**Direction**
Find the word "printer" in the material below and gather every line that contains it.

**Extracted data entries**
========

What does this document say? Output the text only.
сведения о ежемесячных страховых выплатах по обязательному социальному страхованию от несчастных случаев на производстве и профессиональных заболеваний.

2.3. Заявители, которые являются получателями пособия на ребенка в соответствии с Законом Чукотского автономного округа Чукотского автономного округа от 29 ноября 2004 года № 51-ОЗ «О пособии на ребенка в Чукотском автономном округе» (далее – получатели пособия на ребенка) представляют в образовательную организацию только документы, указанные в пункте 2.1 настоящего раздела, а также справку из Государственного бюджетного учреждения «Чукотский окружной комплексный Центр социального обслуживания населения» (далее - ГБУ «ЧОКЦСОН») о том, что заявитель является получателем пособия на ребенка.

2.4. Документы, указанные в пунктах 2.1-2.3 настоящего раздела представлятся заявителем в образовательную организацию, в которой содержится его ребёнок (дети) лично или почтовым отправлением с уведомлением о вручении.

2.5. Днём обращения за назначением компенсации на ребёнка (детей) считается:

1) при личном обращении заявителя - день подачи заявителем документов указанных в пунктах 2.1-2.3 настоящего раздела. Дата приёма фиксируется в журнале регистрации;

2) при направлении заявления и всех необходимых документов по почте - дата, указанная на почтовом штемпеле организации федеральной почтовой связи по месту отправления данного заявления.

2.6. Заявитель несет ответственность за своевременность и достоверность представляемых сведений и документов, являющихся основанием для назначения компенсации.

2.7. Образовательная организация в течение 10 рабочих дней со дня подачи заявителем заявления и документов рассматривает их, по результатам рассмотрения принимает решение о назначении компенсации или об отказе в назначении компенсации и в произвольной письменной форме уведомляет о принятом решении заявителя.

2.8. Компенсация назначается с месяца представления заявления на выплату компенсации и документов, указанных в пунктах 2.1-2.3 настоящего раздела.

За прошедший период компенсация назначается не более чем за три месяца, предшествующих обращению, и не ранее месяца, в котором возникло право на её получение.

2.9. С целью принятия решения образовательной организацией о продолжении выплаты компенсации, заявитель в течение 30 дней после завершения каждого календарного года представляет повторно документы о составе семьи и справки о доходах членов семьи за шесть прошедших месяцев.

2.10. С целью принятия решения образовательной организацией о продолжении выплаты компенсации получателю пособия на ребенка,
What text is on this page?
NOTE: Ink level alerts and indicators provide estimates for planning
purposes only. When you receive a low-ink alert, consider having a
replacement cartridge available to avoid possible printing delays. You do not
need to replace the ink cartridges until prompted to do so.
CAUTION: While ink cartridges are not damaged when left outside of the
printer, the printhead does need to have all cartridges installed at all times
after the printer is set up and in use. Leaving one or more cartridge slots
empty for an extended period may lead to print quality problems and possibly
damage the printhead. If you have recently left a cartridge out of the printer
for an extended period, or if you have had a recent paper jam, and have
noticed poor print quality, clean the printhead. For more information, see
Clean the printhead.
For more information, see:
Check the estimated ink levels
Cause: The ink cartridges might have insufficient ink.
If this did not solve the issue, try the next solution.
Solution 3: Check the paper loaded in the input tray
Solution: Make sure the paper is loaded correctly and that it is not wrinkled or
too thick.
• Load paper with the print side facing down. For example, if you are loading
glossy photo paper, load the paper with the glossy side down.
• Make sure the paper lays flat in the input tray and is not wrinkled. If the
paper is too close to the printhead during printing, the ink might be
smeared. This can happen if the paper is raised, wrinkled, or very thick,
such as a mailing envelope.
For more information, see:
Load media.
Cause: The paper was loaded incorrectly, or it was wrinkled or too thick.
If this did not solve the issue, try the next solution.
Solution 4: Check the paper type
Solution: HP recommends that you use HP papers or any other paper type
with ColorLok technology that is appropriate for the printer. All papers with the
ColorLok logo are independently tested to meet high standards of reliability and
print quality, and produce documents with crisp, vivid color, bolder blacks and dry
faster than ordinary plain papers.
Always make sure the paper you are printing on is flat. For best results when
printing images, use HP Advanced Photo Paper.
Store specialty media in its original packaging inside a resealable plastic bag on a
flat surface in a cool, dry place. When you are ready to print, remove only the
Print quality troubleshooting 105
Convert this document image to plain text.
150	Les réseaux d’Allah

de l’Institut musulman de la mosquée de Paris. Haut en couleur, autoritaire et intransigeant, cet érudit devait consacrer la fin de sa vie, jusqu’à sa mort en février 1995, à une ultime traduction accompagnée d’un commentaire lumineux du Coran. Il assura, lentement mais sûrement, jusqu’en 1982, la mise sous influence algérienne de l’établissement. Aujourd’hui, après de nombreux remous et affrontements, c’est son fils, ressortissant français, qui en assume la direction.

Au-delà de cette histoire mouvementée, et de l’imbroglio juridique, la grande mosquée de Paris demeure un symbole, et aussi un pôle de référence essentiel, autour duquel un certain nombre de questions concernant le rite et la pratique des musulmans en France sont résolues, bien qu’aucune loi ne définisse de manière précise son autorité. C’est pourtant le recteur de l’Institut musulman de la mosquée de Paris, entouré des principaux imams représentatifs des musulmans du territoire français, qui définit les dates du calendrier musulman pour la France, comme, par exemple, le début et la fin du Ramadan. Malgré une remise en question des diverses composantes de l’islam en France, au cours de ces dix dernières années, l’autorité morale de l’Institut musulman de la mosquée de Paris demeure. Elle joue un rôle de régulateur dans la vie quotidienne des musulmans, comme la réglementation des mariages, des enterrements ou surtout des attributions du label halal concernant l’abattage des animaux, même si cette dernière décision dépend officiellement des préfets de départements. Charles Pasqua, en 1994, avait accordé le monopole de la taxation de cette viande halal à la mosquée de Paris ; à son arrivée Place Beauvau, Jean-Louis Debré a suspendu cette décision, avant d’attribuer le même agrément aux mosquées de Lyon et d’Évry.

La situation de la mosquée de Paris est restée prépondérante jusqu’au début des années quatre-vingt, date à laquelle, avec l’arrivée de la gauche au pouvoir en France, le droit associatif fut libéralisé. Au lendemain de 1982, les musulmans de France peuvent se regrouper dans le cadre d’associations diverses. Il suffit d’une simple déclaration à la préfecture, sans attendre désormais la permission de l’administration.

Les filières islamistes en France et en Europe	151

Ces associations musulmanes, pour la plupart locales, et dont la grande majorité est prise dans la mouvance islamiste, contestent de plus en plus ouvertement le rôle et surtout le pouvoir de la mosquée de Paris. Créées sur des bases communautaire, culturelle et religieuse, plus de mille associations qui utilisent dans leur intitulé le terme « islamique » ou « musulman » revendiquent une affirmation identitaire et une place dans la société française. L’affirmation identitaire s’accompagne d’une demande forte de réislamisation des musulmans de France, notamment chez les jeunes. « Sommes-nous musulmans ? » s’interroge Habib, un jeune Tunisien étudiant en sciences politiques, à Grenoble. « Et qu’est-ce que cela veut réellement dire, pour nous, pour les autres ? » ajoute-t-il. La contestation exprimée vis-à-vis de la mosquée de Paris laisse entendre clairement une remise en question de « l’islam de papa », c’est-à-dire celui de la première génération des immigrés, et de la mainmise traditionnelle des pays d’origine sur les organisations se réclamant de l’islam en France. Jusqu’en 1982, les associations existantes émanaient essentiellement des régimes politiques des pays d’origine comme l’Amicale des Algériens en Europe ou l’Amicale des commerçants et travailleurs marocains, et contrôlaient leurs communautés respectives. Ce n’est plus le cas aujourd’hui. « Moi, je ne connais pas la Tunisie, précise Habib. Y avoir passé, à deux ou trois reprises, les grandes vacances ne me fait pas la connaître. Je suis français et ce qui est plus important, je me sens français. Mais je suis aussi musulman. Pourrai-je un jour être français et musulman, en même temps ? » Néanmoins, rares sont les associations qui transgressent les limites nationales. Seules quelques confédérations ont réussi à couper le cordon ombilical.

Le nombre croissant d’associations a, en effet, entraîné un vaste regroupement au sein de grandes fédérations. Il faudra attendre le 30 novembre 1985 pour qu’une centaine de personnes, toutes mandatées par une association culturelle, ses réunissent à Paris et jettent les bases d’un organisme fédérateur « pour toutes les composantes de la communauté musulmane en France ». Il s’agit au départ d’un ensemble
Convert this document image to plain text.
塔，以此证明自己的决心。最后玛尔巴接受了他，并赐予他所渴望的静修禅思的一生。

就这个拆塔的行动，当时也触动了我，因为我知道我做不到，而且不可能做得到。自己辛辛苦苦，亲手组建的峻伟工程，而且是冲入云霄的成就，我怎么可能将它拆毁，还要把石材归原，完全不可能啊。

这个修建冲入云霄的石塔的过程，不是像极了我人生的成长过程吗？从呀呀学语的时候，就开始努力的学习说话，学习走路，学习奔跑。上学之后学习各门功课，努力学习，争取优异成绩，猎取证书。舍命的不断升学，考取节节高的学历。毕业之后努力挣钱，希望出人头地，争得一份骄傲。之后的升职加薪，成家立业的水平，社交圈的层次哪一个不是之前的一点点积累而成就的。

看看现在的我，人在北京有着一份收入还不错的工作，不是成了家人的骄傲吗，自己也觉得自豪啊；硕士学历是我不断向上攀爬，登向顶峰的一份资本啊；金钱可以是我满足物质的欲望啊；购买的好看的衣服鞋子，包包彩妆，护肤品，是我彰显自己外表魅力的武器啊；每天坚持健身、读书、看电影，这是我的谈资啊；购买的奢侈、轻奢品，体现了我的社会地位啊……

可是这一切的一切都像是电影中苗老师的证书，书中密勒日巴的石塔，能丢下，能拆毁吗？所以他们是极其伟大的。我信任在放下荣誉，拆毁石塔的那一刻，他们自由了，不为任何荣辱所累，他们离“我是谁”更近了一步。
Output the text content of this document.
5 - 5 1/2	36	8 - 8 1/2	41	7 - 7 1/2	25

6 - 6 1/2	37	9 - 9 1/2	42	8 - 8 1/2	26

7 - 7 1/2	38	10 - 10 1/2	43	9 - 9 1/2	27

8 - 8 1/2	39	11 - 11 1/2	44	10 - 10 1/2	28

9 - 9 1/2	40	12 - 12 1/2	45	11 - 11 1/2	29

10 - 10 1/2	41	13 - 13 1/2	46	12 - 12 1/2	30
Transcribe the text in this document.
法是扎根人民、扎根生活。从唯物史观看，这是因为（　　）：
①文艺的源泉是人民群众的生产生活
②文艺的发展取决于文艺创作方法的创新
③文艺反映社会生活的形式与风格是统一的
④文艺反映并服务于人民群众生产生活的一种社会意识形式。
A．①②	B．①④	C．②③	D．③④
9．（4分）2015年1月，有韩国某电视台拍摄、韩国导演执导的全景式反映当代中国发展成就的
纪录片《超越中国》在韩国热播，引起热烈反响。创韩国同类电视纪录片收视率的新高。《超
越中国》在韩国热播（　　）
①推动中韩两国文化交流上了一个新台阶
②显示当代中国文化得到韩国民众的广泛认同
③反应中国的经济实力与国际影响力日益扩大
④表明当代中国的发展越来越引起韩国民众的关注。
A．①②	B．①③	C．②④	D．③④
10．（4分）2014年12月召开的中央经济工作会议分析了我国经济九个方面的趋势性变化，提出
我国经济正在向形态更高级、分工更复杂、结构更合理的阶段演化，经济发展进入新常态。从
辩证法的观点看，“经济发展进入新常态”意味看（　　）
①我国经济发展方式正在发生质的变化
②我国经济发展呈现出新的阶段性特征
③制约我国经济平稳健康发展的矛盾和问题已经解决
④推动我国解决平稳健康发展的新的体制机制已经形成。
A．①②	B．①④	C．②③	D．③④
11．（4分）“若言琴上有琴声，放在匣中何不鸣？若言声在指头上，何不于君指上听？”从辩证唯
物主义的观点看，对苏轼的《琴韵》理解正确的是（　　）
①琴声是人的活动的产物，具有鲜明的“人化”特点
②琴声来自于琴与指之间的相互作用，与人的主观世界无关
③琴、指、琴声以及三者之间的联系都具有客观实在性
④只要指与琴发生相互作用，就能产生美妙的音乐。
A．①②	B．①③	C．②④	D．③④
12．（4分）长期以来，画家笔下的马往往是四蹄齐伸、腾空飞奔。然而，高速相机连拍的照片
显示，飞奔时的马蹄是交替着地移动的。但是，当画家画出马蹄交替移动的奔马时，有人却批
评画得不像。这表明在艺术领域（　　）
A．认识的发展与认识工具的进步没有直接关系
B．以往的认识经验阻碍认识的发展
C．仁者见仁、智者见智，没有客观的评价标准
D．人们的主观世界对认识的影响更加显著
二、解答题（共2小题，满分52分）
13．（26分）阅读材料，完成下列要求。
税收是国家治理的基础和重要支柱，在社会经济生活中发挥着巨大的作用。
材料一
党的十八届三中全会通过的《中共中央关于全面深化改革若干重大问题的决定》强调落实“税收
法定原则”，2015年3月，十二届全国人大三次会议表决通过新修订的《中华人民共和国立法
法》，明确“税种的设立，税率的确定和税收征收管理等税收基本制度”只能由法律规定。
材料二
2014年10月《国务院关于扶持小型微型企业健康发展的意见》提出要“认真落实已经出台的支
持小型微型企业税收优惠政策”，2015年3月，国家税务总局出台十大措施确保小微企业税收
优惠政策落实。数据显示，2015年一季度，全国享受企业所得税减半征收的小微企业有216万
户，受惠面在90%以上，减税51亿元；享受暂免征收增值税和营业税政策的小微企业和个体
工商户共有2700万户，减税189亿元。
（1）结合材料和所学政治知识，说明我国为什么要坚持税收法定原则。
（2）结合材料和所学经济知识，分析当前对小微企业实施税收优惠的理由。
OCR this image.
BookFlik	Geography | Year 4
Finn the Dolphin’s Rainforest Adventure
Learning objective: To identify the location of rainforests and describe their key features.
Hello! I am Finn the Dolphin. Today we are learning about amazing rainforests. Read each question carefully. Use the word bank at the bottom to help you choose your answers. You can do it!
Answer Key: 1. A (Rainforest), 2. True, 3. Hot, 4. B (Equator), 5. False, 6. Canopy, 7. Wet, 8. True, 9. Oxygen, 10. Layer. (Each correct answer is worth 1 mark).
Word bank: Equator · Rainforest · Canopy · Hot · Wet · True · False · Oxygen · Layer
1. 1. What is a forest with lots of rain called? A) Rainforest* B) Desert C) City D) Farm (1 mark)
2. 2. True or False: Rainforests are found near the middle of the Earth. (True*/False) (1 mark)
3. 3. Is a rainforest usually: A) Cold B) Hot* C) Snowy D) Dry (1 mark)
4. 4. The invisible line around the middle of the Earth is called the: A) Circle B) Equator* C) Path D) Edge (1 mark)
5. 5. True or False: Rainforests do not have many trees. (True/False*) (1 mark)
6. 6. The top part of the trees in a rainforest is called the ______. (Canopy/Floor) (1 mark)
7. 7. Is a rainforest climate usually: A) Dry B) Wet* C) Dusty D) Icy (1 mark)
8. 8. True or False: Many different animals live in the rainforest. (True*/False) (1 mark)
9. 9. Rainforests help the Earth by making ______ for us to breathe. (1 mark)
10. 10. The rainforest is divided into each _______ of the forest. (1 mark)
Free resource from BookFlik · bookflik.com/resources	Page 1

========

**Solution to the exercise**
printer, the printhead does need to have all cartridges installed at all times
after the printer is set up and in use. Leaving one or more cartridge slots
damage the printhead. If you have recently left a cartridge out of the printer
with ColorLok technology that is appropriate for the printer. All papers with the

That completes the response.